Collected data:
** Begin **

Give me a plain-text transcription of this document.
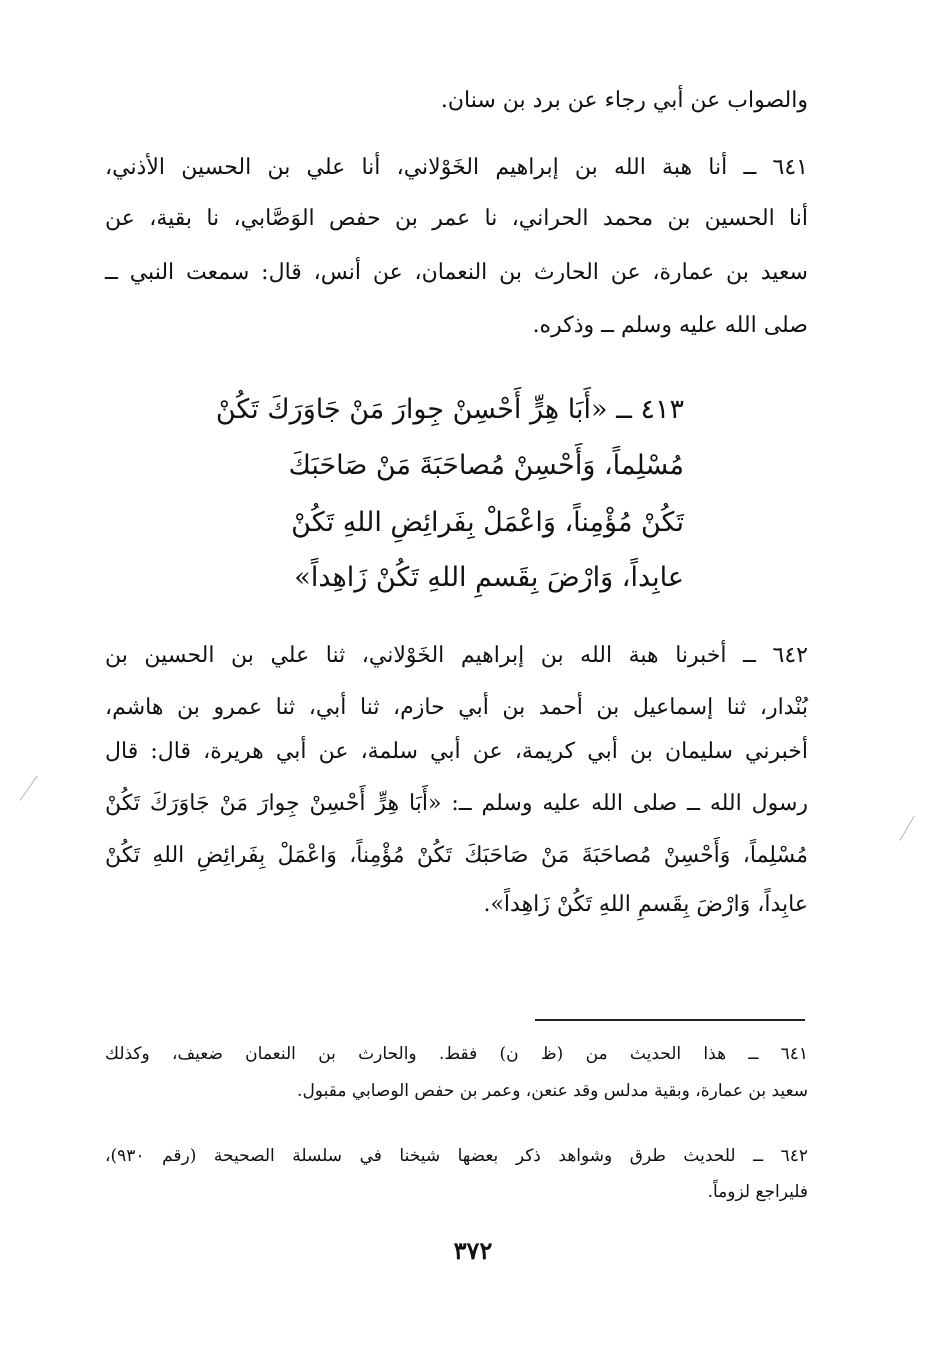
والصواب عن أبي رجاء عن برد بن سنان.
٦٤١ ــ أنا هبة الله بن إبراهيم الخَوْلاني، أنا علي بن الحسين الأذني،
أنا الحسين بن محمد الحراني، نا عمر بن حفص الوَصَّابي، نا بقية، عن
سعيد بن عمارة، عن الحارث بن النعمان، عن أنس، قال: سمعت النبي ــ
صلى الله عليه وسلم ــ وذكره.
٤١٣ ــ «أَبَا هِرٍّ أَحْسِنْ جِوارَ مَنْ جَاوَرَكَ تَكُنْ
مُسْلِماً، وَأَحْسِنْ مُصاحَبَةَ مَنْ صَاحَبَكَ
تَكُنْ مُؤْمِناً، وَاعْمَلْ بِفَرائِضِ اللهِ تَكُنْ
عابِداً، وَارْضَ بِقَسمِ اللهِ تَكُنْ زَاهِداً»
٦٤٢ ــ أخبرنا هبة الله بن إبراهيم الخَوْلاني، ثنا علي بن الحسين بن
بُنْدار، ثنا إسماعيل بن أحمد بن أبي حازم، ثنا أبي، ثنا عمرو بن هاشم،
أخبرني سليمان بن أبي كريمة، عن أبي سلمة، عن أبي هريرة، قال: قال
رسول الله ــ صلى الله عليه وسلم ــ: «أَبَا هِرٍّ أَحْسِنْ جِوارَ مَنْ جَاوَرَكَ تَكُنْ
مُسْلِماً، وَأَحْسِنْ مُصاحَبَةَ مَنْ صَاحَبَكَ تَكُنْ مُؤْمِناً، وَاعْمَلْ بِفَرائِضِ اللهِ تَكُنْ
عابِداً، وَارْضَ بِقَسمِ اللهِ تَكُنْ زَاهِداً».
٦٤١ ــ هذا الحديث من (ظ ن) فقط. والحارث بن النعمان ضعيف، وكذلك
سعيد بن عمارة، وبقية مدلس وقد عنعن، وعمر بن حفص الوصابي مقبول.
٦٤٢ ــ للحديث طرق وشواهد ذكر بعضها شيخنا في سلسلة الصحيحة (رقم ٩٣٠)،
فليراجع لزوماً.
٣٧٢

** End **

#### [Aim]
Retype the entries word for word. Omit any images.

#### [Right answer]
Give me a plain-text transcription of this document.
والصواب عن أبي رجاء عن برد بن سنان.
٦٤١ ــ أنا هبة الله بن إبراهيم الخَوْلاني، أنا علي بن الحسين الأذني،
أنا الحسين بن محمد الحراني، نا عمر بن حفص الوَصَّابي، نا بقية، عن
سعيد بن عمارة، عن الحارث بن النعمان، عن أنس، قال: سمعت النبي ــ
صلى الله عليه وسلم ــ وذكره.
٤١٣ ــ «أَبَا هِرٍّ أَحْسِنْ جِوارَ مَنْ جَاوَرَكَ تَكُنْ
مُسْلِماً، وَأَحْسِنْ مُصاحَبَةَ مَنْ صَاحَبَكَ
تَكُنْ مُؤْمِناً، وَاعْمَلْ بِفَرائِضِ اللهِ تَكُنْ
عابِداً، وَارْضَ بِقَسمِ اللهِ تَكُنْ زَاهِداً»
٦٤٢ ــ أخبرنا هبة الله بن إبراهيم الخَوْلاني، ثنا علي بن الحسين بن
بُنْدار، ثنا إسماعيل بن أحمد بن أبي حازم، ثنا أبي، ثنا عمرو بن هاشم،
أخبرني سليمان بن أبي كريمة، عن أبي سلمة، عن أبي هريرة، قال: قال
رسول الله ــ صلى الله عليه وسلم ــ: «أَبَا هِرٍّ أَحْسِنْ جِوارَ مَنْ جَاوَرَكَ تَكُنْ
مُسْلِماً، وَأَحْسِنْ مُصاحَبَةَ مَنْ صَاحَبَكَ تَكُنْ مُؤْمِناً، وَاعْمَلْ بِفَرائِضِ اللهِ تَكُنْ
عابِداً، وَارْضَ بِقَسمِ اللهِ تَكُنْ زَاهِداً».
٦٤١ ــ هذا الحديث من (ظ ن) فقط. والحارث بن النعمان ضعيف، وكذلك
سعيد بن عمارة، وبقية مدلس وقد عنعن، وعمر بن حفص الوصابي مقبول.
٦٤٢ ــ للحديث طرق وشواهد ذكر بعضها شيخنا في سلسلة الصحيحة (رقم ٩٣٠)،
فليراجع لزوماً.
٣٧٢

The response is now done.